### WHAT YOU HAVE TO DO:
Tally the lines of the listing that contain the string "IGUALADOS". Give the number and nothing else.

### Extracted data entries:
▶
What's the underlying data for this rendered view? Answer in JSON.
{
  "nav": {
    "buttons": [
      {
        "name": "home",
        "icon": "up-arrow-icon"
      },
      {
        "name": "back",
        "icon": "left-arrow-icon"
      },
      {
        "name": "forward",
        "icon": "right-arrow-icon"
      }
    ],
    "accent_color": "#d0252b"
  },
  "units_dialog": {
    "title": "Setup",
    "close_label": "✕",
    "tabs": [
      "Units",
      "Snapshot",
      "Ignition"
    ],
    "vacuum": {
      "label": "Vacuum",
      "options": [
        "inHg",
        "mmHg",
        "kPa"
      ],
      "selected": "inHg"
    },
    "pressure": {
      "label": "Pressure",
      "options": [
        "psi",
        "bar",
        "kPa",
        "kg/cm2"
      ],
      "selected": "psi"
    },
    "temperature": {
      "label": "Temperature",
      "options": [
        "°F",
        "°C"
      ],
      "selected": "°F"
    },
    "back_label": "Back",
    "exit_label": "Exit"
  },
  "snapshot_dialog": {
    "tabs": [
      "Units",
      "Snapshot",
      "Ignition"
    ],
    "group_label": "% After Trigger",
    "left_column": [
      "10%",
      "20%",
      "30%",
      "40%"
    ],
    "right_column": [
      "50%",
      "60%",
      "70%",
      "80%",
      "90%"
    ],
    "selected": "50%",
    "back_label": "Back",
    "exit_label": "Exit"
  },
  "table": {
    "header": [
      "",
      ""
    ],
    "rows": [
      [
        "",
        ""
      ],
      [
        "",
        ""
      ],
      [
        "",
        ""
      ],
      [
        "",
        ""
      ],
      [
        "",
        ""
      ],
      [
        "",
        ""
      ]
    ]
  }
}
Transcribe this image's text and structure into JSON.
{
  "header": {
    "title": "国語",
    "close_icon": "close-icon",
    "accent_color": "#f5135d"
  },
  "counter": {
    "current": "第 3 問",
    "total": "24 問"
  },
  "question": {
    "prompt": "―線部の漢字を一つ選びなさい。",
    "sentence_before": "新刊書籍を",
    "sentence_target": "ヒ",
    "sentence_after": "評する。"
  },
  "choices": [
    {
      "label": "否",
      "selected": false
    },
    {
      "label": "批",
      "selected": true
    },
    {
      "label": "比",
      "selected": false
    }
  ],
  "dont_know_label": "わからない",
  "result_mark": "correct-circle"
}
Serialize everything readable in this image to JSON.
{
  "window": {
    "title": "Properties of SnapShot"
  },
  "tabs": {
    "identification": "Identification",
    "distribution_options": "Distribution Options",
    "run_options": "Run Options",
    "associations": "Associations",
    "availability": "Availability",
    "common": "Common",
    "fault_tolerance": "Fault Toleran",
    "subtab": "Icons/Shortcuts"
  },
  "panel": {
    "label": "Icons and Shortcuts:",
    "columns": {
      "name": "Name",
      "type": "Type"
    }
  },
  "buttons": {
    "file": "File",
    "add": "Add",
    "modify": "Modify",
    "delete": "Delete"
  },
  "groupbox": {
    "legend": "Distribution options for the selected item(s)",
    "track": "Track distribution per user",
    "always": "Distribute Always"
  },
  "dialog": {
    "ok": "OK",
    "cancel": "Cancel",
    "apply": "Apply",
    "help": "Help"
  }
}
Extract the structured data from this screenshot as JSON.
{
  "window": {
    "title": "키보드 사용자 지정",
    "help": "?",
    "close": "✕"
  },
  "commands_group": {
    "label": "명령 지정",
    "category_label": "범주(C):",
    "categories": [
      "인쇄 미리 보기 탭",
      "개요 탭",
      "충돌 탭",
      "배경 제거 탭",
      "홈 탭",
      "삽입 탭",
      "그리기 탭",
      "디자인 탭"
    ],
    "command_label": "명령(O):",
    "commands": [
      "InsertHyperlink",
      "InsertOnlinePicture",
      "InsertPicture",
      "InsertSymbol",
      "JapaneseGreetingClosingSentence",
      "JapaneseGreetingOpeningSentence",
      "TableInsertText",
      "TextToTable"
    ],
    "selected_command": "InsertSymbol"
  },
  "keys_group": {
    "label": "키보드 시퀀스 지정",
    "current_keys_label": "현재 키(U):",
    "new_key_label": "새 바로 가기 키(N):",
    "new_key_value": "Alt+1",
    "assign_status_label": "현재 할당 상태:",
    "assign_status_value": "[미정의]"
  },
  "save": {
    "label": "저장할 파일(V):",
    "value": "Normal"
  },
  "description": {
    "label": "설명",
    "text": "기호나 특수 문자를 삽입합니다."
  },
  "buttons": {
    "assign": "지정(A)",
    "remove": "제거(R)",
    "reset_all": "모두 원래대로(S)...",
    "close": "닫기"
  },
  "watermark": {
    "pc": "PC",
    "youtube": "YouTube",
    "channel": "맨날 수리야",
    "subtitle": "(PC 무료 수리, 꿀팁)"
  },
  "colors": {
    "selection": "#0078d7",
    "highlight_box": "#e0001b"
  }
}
◀
▶
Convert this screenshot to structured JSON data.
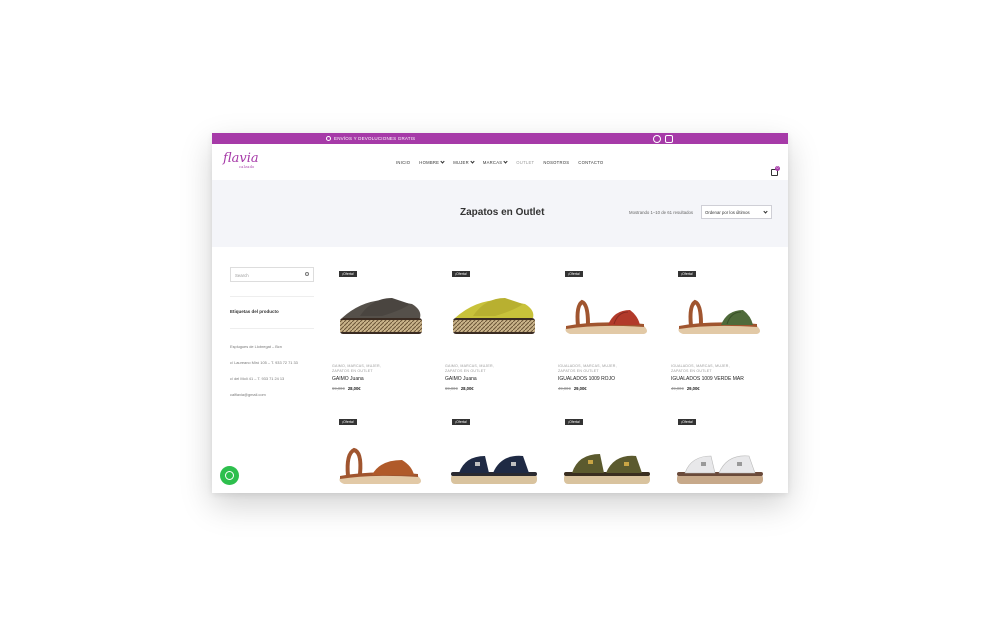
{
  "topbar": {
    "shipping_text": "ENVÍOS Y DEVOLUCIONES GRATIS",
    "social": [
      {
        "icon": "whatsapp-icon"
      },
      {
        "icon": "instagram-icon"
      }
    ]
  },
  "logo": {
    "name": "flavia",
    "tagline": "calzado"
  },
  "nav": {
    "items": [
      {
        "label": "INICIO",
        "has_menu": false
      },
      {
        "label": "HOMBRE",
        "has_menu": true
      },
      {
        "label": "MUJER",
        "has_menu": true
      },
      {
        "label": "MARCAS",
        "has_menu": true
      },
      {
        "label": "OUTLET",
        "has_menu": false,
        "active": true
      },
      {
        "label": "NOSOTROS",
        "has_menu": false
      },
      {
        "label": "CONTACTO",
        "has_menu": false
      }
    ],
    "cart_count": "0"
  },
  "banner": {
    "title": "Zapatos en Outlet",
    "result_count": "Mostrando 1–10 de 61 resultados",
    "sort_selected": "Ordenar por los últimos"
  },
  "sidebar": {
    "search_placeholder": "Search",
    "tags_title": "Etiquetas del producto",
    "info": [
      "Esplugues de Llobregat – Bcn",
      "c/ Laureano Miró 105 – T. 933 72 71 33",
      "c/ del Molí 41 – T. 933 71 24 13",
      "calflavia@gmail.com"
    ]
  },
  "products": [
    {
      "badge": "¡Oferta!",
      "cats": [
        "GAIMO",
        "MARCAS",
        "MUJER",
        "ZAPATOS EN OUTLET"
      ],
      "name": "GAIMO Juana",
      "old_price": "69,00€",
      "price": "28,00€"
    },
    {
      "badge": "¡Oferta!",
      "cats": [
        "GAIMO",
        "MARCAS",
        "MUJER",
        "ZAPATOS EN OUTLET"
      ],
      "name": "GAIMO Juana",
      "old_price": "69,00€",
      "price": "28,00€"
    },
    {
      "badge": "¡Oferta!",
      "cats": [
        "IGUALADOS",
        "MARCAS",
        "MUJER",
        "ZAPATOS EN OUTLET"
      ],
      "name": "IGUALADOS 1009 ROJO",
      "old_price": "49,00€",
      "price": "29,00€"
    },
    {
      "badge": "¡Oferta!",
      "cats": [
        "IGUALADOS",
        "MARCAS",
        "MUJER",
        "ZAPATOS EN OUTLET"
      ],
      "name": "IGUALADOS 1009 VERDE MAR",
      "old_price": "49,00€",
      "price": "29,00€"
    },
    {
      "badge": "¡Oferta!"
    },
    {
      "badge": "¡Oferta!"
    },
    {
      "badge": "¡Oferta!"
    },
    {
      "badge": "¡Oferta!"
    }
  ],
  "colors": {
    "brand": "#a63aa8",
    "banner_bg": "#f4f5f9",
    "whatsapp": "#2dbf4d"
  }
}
◀
### EXERCISE RESPONSE:
4